* _Task directions_: Will you transcribe the entries that follow, exactly and in full?

....

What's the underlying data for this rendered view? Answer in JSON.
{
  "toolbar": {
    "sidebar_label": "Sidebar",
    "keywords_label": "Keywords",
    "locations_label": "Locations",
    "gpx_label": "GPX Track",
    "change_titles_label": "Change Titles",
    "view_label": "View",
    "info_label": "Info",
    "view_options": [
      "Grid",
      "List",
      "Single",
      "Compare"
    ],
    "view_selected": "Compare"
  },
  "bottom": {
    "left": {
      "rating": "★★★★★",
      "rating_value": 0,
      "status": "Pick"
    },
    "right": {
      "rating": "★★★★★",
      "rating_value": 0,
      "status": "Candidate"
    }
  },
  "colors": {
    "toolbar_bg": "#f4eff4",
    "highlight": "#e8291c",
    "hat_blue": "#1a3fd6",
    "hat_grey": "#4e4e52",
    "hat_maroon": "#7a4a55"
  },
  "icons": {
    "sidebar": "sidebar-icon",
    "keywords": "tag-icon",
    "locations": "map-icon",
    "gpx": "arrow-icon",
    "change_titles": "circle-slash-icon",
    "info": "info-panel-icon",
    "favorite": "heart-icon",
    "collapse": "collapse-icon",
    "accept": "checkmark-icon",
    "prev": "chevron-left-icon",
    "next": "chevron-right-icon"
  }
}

....

* _Exercise output_:
What's the underlying data for this rendered view? Answer in JSON.
{
  "toolbar": {
    "sidebar_label": "Sidebar",
    "keywords_label": "Keywords",
    "locations_label": "Locations",
    "gpx_label": "GPX Track",
    "change_titles_label": "Change Titles",
    "view_label": "View",
    "info_label": "Info",
    "view_options": [
      "Grid",
      "List",
      "Single",
      "Compare"
    ],
    "view_selected": "Compare"
  },
  "bottom": {
    "left": {
      "rating": "★★★★★",
      "rating_value": 0,
      "status": "Pick"
    },
    "right": {
      "rating": "★★★★★",
      "rating_value": 0,
      "status": "Candidate"
    }
  },
  "colors": {
    "toolbar_bg": "#f4eff4",
    "highlight": "#e8291c",
    "hat_blue": "#1a3fd6",
    "hat_grey": "#4e4e52",
    "hat_maroon": "#7a4a55"
  },
  "icons": {
    "sidebar": "sidebar-icon",
    "keywords": "tag-icon",
    "locations": "map-icon",
    "gpx": "arrow-icon",
    "change_titles": "circle-slash-icon",
    "info": "info-panel-icon",
    "favorite": "heart-icon",
    "collapse": "collapse-icon",
    "accept": "checkmark-icon",
    "prev": "chevron-left-icon",
    "next": "chevron-right-icon"
  }
}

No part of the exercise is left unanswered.